*SOURCE EXTRACT*:
One last example. I’ve been amassing books on the Voting Rights Act for my dissertation, and I was perusing the CV of a Caltech historian, J. Morgan Kousser, since I knew he was active in the field. It turns out that last year, he reviewed a book I really enjoyed — Acharya, Blackwell, and Sen’s Deep Roots, which argues that the prevalence of slavery in 1860, measured by county, can predict racial attitudes of White southerners living in those counties today. It is a provocative thesis. Indeed, Acharya, Blackwell, and Sen claim that an institution that was outlawed a century-and-a-half ago is a better predictor of contemporary White racial attitudes than the current demographics of those counties. To me, that’s an incredibly powerful statement, and their evidence for it is quite persuasive.

*REQUEST A*: According to the passage about the book Deep Roots, what does the book argue can predict the racial attitudes of White southerners living in certain counties today?

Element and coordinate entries
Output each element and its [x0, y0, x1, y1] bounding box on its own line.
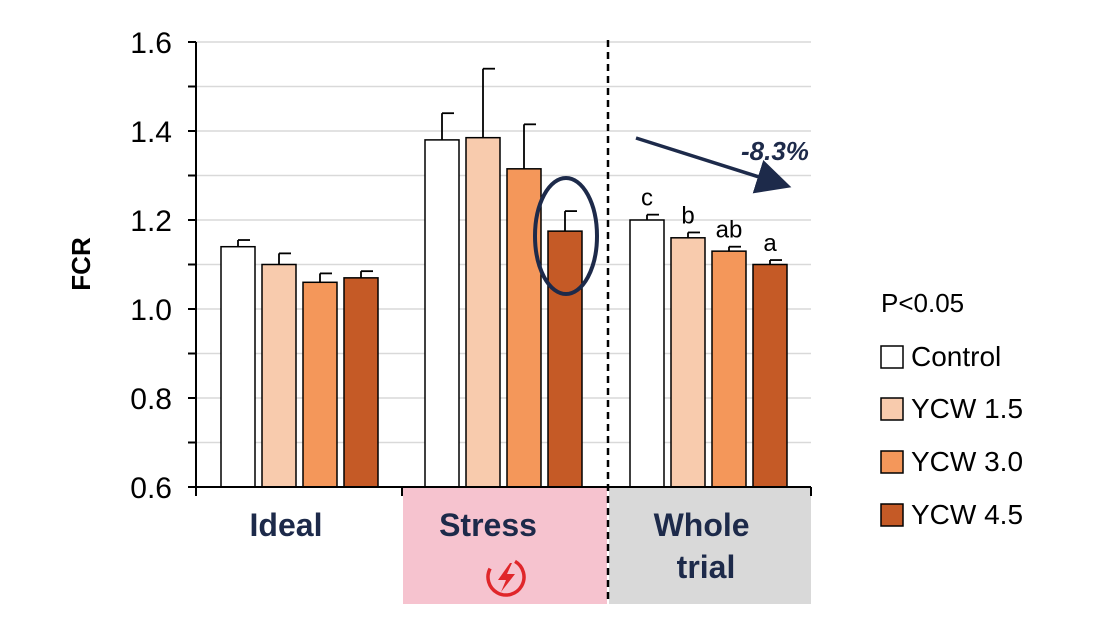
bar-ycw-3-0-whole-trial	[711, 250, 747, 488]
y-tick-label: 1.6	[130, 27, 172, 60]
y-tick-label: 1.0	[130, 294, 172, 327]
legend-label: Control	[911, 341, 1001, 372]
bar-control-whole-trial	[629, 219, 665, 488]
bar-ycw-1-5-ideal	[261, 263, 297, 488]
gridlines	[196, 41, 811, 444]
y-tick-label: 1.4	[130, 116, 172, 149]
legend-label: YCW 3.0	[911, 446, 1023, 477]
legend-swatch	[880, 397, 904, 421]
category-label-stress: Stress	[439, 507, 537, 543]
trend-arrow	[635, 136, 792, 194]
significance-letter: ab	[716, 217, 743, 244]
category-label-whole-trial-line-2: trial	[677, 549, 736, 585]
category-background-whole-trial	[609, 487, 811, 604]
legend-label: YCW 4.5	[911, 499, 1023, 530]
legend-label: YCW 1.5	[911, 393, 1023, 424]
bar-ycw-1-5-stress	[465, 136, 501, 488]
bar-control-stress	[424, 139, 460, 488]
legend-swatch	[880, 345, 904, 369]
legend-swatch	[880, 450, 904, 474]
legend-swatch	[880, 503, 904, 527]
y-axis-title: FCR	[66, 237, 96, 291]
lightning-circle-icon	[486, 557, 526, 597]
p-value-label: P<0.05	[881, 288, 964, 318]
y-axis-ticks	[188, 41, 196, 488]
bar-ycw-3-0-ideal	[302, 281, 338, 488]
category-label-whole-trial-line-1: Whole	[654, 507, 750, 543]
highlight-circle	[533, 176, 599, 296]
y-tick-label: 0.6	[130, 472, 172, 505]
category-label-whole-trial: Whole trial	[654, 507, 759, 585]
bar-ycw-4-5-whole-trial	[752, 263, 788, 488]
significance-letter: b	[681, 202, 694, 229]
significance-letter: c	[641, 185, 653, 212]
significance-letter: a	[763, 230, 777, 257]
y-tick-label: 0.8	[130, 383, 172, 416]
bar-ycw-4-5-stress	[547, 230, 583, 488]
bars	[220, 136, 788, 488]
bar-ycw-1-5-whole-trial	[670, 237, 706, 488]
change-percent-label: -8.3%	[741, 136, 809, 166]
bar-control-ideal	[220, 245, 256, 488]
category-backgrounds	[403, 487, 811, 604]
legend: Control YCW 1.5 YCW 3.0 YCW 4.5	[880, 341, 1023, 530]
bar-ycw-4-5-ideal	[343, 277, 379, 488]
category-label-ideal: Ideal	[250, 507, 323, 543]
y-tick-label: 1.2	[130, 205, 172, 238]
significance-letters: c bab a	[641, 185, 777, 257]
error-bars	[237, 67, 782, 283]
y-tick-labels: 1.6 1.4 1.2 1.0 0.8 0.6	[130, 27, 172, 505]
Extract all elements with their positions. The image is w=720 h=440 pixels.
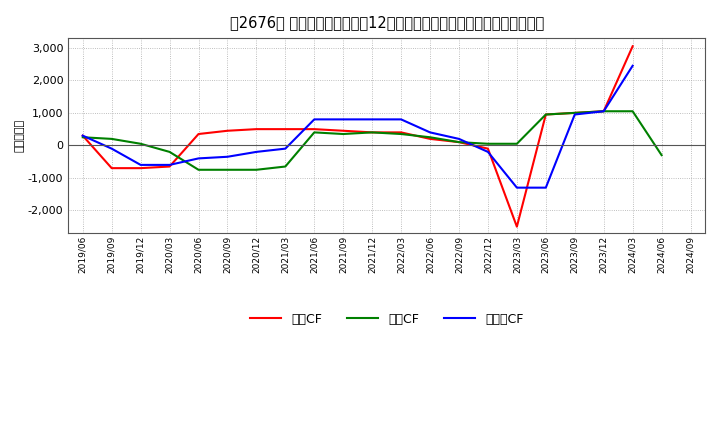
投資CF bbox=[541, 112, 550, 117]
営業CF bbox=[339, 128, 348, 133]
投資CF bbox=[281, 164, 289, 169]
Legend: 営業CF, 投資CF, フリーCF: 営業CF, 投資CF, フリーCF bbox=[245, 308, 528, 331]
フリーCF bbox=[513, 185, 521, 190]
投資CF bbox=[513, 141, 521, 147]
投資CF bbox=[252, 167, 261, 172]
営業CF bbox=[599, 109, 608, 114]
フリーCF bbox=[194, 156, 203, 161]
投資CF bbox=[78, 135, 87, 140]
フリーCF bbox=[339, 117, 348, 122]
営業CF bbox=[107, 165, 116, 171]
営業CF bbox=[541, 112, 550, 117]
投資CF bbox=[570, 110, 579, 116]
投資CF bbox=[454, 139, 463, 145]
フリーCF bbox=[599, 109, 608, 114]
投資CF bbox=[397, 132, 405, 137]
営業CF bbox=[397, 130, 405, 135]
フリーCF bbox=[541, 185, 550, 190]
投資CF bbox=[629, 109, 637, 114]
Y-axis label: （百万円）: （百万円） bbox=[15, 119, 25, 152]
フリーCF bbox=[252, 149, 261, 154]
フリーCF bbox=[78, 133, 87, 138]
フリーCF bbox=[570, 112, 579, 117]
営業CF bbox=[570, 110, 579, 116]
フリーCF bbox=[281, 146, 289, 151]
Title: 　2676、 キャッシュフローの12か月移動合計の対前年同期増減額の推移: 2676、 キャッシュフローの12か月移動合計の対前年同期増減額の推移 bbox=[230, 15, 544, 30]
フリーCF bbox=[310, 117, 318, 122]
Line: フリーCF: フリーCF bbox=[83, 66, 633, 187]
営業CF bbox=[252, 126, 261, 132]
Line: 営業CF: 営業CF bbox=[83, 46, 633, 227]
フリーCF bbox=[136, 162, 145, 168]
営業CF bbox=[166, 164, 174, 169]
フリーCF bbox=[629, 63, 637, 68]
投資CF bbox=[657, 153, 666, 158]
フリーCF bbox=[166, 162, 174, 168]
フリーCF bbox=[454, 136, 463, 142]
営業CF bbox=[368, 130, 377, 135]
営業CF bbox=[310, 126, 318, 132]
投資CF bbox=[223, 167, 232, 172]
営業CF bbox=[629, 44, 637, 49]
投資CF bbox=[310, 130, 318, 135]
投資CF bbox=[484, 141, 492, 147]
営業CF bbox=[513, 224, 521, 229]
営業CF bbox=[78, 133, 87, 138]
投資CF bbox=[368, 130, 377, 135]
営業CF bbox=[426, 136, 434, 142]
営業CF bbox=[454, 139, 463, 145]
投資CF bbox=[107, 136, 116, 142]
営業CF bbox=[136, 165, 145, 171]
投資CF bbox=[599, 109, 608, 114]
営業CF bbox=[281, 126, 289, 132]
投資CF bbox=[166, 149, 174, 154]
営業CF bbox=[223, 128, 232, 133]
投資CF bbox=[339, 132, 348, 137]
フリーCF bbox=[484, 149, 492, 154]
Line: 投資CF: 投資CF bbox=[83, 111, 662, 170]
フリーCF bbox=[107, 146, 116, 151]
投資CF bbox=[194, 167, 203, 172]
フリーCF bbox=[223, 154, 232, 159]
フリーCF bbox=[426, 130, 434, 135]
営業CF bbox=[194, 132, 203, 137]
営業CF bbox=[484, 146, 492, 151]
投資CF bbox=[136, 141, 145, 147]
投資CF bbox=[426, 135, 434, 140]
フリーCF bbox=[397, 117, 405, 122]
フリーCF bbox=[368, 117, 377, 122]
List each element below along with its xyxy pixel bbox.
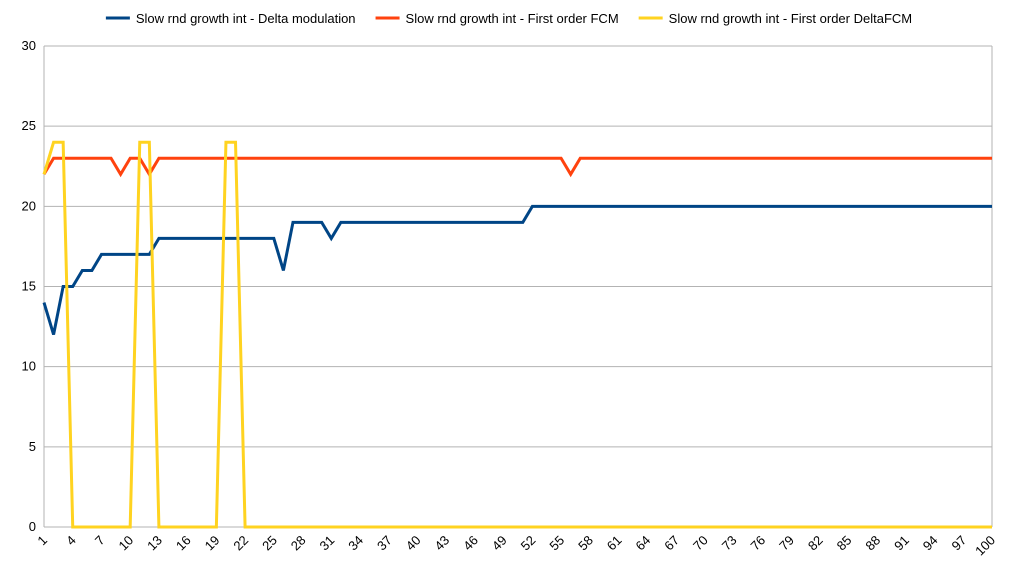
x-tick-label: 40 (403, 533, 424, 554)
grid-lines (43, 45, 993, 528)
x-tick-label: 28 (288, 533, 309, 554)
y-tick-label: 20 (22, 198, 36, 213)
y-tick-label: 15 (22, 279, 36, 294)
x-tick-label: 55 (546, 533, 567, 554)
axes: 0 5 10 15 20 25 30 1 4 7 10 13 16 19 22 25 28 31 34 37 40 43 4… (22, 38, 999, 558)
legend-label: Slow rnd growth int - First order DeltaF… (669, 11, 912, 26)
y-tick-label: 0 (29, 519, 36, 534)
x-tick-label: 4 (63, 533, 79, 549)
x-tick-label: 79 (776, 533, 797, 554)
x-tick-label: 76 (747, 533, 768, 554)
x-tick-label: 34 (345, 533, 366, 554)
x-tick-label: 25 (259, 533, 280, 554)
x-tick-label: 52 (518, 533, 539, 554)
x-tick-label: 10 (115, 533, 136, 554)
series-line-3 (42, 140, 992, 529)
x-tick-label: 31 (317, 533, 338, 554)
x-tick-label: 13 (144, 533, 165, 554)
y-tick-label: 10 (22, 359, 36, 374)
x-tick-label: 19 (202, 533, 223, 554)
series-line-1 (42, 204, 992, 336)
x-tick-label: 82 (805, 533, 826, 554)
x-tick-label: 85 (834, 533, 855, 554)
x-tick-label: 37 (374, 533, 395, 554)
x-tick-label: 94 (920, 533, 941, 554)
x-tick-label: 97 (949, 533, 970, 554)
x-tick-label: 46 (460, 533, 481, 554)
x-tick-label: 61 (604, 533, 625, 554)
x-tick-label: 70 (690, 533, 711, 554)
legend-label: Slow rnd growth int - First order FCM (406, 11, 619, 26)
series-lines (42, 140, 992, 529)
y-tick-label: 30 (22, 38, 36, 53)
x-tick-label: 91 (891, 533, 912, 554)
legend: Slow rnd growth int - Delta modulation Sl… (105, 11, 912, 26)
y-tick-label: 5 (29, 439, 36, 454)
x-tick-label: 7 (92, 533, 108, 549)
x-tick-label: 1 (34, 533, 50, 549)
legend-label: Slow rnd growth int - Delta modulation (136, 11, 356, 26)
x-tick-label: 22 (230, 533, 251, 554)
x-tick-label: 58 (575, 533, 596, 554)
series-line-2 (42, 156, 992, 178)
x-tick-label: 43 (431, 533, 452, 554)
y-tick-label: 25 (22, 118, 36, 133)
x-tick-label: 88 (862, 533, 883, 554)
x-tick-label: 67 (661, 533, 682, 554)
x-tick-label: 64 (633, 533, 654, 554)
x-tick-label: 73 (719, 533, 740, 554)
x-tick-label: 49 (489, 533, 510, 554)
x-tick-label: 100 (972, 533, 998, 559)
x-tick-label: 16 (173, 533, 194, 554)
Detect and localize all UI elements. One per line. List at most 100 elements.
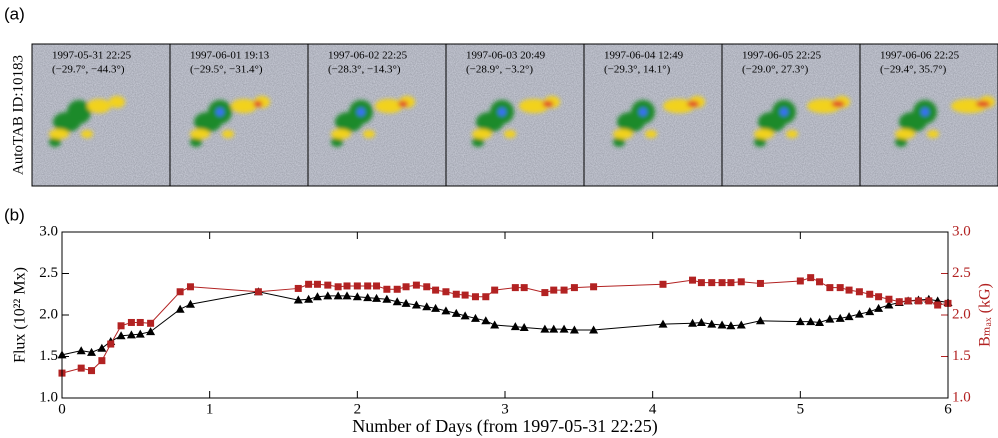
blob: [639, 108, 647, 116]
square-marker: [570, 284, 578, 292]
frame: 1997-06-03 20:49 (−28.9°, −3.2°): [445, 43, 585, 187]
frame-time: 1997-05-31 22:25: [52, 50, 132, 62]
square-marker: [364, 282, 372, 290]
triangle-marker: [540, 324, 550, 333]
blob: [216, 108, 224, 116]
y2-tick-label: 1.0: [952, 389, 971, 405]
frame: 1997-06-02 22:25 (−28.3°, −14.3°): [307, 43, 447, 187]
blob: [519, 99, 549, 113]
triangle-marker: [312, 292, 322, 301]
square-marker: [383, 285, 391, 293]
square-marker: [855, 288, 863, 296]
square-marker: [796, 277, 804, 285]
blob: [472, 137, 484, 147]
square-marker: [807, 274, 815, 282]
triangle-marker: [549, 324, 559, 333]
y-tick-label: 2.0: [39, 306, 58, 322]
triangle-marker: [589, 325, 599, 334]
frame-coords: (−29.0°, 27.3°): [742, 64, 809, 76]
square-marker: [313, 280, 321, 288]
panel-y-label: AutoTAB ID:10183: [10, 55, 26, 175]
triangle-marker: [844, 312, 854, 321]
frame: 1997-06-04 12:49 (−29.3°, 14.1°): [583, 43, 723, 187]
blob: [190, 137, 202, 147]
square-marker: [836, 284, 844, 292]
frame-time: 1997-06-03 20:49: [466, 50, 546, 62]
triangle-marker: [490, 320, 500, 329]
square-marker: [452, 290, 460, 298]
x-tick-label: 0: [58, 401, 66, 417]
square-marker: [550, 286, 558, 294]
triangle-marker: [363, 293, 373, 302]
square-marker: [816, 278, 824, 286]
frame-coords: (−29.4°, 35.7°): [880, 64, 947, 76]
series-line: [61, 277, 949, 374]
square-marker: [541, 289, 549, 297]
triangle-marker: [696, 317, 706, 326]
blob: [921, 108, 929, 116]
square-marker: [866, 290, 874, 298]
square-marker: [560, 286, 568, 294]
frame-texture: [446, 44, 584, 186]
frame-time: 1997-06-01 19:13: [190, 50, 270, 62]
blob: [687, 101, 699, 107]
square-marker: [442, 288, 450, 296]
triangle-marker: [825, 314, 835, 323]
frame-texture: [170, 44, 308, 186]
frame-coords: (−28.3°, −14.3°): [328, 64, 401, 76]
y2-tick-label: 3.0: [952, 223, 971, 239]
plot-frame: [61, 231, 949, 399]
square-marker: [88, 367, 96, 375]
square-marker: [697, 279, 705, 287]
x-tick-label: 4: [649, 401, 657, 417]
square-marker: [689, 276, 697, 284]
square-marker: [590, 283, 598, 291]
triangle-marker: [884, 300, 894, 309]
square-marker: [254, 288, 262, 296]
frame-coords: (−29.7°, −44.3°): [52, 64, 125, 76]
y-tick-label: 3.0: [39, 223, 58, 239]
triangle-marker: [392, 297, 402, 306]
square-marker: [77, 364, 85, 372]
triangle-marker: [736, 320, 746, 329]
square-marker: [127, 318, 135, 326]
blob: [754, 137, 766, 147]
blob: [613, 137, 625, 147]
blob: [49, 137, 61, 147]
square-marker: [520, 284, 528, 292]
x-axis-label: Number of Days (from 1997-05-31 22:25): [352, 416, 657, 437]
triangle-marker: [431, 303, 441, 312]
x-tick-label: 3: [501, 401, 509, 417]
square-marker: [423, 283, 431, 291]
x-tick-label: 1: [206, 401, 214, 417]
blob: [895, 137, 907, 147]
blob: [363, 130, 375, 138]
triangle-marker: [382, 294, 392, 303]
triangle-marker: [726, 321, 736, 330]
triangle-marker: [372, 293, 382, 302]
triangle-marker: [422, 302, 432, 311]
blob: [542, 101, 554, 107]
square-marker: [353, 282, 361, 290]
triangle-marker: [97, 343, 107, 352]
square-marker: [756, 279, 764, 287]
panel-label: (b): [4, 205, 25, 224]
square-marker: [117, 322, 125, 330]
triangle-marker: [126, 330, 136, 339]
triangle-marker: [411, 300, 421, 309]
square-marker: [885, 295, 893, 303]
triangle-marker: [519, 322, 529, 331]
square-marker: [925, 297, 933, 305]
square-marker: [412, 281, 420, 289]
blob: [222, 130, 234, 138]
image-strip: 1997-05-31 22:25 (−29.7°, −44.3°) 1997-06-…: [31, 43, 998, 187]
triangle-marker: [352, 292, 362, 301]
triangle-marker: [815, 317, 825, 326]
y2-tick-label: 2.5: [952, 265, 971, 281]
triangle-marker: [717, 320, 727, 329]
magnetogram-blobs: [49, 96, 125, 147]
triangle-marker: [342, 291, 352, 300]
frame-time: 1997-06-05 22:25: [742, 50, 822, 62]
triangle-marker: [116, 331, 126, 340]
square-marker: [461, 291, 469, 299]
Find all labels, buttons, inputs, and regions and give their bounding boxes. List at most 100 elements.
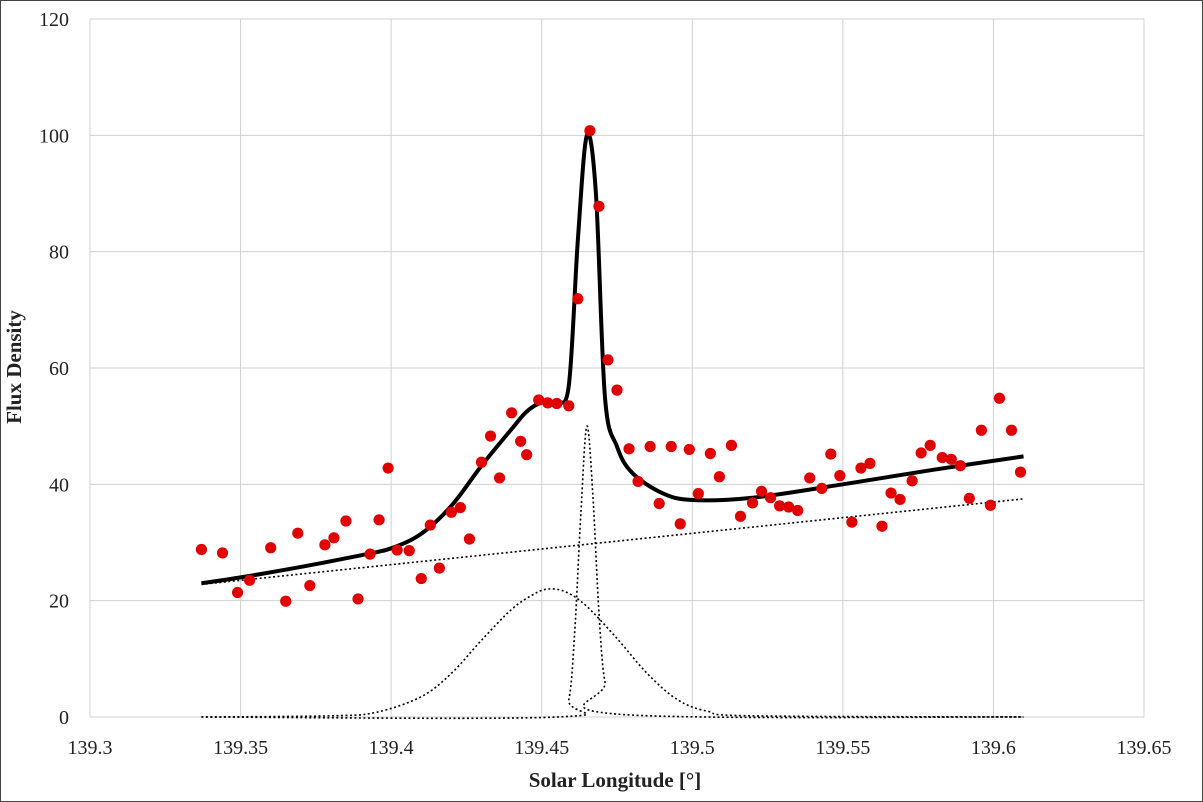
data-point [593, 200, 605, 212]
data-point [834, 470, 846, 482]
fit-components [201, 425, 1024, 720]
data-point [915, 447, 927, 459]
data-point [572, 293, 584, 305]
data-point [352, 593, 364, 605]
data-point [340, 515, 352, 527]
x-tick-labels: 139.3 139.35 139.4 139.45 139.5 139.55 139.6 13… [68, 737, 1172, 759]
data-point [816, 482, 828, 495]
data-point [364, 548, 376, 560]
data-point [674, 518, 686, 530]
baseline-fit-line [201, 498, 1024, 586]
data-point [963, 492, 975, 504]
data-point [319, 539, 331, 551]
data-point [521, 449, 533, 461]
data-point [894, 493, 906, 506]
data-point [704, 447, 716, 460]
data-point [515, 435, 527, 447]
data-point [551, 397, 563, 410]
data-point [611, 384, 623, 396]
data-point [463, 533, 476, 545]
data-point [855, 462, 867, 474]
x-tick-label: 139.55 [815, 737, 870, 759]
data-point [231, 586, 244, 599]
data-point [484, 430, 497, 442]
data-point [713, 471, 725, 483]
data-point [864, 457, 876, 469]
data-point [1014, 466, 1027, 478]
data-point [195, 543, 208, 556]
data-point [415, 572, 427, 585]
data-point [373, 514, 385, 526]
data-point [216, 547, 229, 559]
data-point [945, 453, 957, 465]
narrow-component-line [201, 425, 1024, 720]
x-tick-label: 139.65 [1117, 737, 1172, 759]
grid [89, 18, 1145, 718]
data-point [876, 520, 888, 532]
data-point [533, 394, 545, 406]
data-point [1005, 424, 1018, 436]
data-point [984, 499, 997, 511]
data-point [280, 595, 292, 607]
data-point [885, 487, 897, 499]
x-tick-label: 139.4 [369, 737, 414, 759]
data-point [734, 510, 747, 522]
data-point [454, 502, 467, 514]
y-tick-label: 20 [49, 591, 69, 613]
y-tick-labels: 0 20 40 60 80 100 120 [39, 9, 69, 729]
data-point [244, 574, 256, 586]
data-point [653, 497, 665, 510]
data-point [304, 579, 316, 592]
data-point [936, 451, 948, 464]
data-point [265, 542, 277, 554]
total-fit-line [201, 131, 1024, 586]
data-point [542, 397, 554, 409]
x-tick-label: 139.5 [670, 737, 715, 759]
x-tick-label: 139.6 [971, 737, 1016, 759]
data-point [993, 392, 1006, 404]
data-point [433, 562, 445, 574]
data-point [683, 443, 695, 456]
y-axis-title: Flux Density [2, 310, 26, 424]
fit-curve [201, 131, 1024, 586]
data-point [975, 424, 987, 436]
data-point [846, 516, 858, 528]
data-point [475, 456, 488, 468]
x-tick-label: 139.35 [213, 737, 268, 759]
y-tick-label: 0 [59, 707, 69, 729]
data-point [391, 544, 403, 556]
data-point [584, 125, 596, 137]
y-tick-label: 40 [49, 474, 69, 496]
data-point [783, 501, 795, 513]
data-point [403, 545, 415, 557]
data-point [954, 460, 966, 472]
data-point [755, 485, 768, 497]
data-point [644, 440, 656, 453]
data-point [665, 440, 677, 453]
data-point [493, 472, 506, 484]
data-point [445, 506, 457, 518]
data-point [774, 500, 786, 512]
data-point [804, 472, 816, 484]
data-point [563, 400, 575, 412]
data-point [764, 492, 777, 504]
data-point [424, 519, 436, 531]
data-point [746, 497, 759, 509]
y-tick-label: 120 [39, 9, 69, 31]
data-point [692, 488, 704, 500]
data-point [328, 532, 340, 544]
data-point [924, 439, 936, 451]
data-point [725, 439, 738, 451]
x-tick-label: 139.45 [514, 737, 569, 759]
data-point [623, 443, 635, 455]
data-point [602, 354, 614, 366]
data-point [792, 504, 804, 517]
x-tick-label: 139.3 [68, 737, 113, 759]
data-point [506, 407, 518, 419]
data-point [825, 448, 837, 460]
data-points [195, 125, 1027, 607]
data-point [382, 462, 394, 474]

*REQUEST B*: Write out the entries line for line. Start at their first line and end after the line that contains "Extract all elements", including that line, and leave out the pictures.

*TASK OUTPUT A*: The prevalence of slavery in 1860, measured by county.

*TASK OUTPUT B*:
Output each element and its [x0, y0, x1, y1] bounding box on its own line.
bar-ycw-3-0-whole-trial	[711, 250, 747, 488]
y-tick-label: 1.6	[130, 27, 172, 60]
y-tick-label: 1.0	[130, 294, 172, 327]
legend-label: Control	[911, 341, 1001, 372]
bar-control-whole-trial	[629, 219, 665, 488]
bar-ycw-1-5-ideal	[261, 263, 297, 488]
gridlines	[196, 41, 811, 444]
y-tick-label: 1.4	[130, 116, 172, 149]
legend-label: YCW 3.0	[911, 446, 1023, 477]
legend-swatch	[880, 397, 904, 421]
category-label-stress: Stress	[439, 507, 537, 543]
trend-arrow	[635, 136, 792, 194]
significance-letter: ab	[716, 217, 743, 244]
category-label-whole-trial-line-2: trial	[677, 549, 736, 585]
category-background-whole-trial	[609, 487, 811, 604]
legend-label: YCW 4.5	[911, 499, 1023, 530]
legend-label: YCW 1.5	[911, 393, 1023, 424]
bar-ycw-1-5-stress	[465, 136, 501, 488]
bar-control-stress	[424, 139, 460, 488]
legend-swatch	[880, 345, 904, 369]
legend-swatch	[880, 450, 904, 474]
legend-swatch	[880, 503, 904, 527]
y-axis-title: FCR	[66, 237, 96, 291]
lightning-circle-icon	[486, 557, 526, 597]
p-value-label: P<0.05	[881, 288, 964, 318]
y-axis-ticks	[188, 41, 196, 488]
bar-ycw-3-0-ideal	[302, 281, 338, 488]
category-label-whole-trial-line-1: Whole	[654, 507, 750, 543]
highlight-circle	[533, 176, 599, 296]
y-tick-label: 0.6	[130, 472, 172, 505]
category-label-whole-trial: Whole trial	[654, 507, 759, 585]
bar-ycw-4-5-whole-trial	[752, 263, 788, 488]
significance-letter: b	[681, 202, 694, 229]
significance-letter: c	[641, 185, 653, 212]
significance-letter: a	[763, 230, 777, 257]
y-tick-label: 0.8	[130, 383, 172, 416]
bar-ycw-4-5-stress	[547, 230, 583, 488]
bars	[220, 136, 788, 488]
bar-ycw-1-5-whole-trial	[670, 237, 706, 488]
change-percent-label: -8.3%	[741, 136, 809, 166]
bar-control-ideal	[220, 245, 256, 488]
category-backgrounds	[403, 487, 811, 604]
legend: Control YCW 1.5 YCW 3.0 YCW 4.5	[880, 341, 1023, 530]
bar-ycw-4-5-ideal	[343, 277, 379, 488]
category-label-ideal: Ideal	[250, 507, 323, 543]
y-tick-label: 1.2	[130, 205, 172, 238]
significance-letters: c bab a	[641, 185, 777, 257]
error-bars	[237, 67, 782, 283]
y-tick-labels: 1.6 1.4 1.2 1.0 0.8 0.6	[130, 27, 172, 505]
Extract all elements with their positions. The image is w=720 h=440 pixels.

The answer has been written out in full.